Each record below should appear again exactly as written.

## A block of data
....

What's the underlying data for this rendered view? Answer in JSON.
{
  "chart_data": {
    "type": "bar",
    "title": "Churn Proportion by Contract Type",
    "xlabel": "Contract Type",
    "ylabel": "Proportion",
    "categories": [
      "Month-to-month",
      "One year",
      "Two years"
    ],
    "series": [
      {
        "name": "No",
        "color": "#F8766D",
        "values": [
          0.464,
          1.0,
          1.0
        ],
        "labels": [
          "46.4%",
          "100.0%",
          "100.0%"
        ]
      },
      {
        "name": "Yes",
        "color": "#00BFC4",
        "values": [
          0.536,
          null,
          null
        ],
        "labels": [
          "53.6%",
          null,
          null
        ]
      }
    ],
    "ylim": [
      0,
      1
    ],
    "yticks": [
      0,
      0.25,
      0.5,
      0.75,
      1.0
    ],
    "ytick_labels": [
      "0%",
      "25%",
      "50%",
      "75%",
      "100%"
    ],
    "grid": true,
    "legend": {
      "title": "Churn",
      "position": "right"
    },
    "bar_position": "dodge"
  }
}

....

## Correct answer
What's the underlying data for this rendered view? Answer in JSON.
{
  "chart_data": {
    "type": "bar",
    "title": "Churn Proportion by Contract Type",
    "xlabel": "Contract Type",
    "ylabel": "Proportion",
    "categories": [
      "Month-to-month",
      "One year",
      "Two years"
    ],
    "series": [
      {
        "name": "No",
        "color": "#F8766D",
        "values": [
          0.464,
          1.0,
          1.0
        ],
        "labels": [
          "46.4%",
          "100.0%",
          "100.0%"
        ]
      },
      {
        "name": "Yes",
        "color": "#00BFC4",
        "values": [
          0.536,
          null,
          null
        ],
        "labels": [
          "53.6%",
          null,
          null
        ]
      }
    ],
    "ylim": [
      0,
      1
    ],
    "yticks": [
      0,
      0.25,
      0.5,
      0.75,
      1.0
    ],
    "ytick_labels": [
      "0%",
      "25%",
      "50%",
      "75%",
      "100%"
    ],
    "grid": true,
    "legend": {
      "title": "Churn",
      "position": "right"
    },
    "bar_position": "dodge"
  }
}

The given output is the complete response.